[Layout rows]
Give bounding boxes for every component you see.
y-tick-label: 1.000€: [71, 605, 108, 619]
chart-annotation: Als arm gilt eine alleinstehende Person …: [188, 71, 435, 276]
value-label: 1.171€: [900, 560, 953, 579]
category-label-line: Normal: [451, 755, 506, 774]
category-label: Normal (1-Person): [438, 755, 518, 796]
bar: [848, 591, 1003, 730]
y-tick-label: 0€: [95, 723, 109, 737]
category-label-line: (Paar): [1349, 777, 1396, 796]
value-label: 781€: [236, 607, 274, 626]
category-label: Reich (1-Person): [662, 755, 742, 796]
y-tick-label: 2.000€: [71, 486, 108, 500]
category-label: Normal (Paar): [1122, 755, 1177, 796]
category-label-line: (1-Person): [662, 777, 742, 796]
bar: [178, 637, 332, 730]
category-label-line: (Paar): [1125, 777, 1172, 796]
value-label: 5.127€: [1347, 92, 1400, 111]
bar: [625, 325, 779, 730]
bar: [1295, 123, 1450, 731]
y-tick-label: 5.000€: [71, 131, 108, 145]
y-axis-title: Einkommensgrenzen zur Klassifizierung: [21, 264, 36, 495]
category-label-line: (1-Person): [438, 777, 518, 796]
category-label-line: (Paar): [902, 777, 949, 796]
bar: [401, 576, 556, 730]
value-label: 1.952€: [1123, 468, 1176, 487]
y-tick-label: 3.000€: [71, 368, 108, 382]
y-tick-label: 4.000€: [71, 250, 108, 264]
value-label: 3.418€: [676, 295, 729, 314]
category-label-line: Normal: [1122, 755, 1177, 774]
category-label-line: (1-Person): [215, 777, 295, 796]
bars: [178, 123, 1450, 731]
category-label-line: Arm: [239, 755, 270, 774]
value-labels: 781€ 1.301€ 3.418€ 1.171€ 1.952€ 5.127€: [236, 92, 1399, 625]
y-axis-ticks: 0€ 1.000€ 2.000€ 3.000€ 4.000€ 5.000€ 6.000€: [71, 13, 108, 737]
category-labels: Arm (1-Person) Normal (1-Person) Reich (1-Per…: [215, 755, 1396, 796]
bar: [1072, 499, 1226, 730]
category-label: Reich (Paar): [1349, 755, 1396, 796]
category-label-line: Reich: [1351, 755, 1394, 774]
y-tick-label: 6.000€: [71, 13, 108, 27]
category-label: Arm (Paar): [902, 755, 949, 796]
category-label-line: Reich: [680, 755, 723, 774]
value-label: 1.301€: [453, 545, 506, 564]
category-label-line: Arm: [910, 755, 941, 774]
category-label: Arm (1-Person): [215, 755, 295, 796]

What to work on:
Copy out every row above, keeping each line identical to the original.

Written solution:
Give bounding boxes for every component you see.
y-tick-label: 1.000€: [71, 605, 108, 619]
chart-annotation: Als arm gilt eine alleinstehende Person …: [188, 71, 435, 276]
value-label: 1.171€: [900, 560, 953, 579]
category-label-line: Normal: [451, 755, 506, 774]
category-label: Normal (1-Person): [438, 755, 518, 796]
bar: [848, 591, 1003, 730]
y-tick-label: 0€: [95, 723, 109, 737]
category-label-line: (Paar): [1349, 777, 1396, 796]
value-label: 781€: [236, 607, 274, 626]
category-label: Reich (1-Person): [662, 755, 742, 796]
y-tick-label: 2.000€: [71, 486, 108, 500]
category-label: Normal (Paar): [1122, 755, 1177, 796]
category-label-line: (1-Person): [662, 777, 742, 796]
bar: [178, 637, 332, 730]
category-label-line: (Paar): [1125, 777, 1172, 796]
value-label: 5.127€: [1347, 92, 1400, 111]
bar: [625, 325, 779, 730]
bar: [1295, 123, 1450, 731]
y-tick-label: 5.000€: [71, 131, 108, 145]
y-axis-title: Einkommensgrenzen zur Klassifizierung: [21, 264, 36, 495]
category-label-line: (1-Person): [438, 777, 518, 796]
category-label-line: (Paar): [902, 777, 949, 796]
bar: [401, 576, 556, 730]
value-label: 1.952€: [1123, 468, 1176, 487]
y-tick-label: 3.000€: [71, 368, 108, 382]
y-tick-label: 4.000€: [71, 250, 108, 264]
value-label: 3.418€: [676, 295, 729, 314]
category-label-line: Normal: [1122, 755, 1177, 774]
category-label-line: (1-Person): [215, 777, 295, 796]
bars: [178, 123, 1450, 731]
category-label-line: Arm: [239, 755, 270, 774]
value-labels: 781€ 1.301€ 3.418€ 1.171€ 1.952€ 5.127€: [236, 92, 1399, 625]
y-axis-ticks: 0€ 1.000€ 2.000€ 3.000€ 4.000€ 5.000€ 6.000€: [71, 13, 108, 737]
category-labels: Arm (1-Person) Normal (1-Person) Reich (1-Per…: [215, 755, 1396, 796]
bar: [1072, 499, 1226, 730]
category-label: Reich (Paar): [1349, 755, 1396, 796]
category-label-line: Reich: [1351, 755, 1394, 774]
y-tick-label: 6.000€: [71, 13, 108, 27]
category-label: Arm (Paar): [902, 755, 949, 796]
category-label-line: Reich: [680, 755, 723, 774]
value-label: 1.301€: [453, 545, 506, 564]
category-label-line: Arm: [910, 755, 941, 774]
category-label: Arm (1-Person): [215, 755, 295, 796]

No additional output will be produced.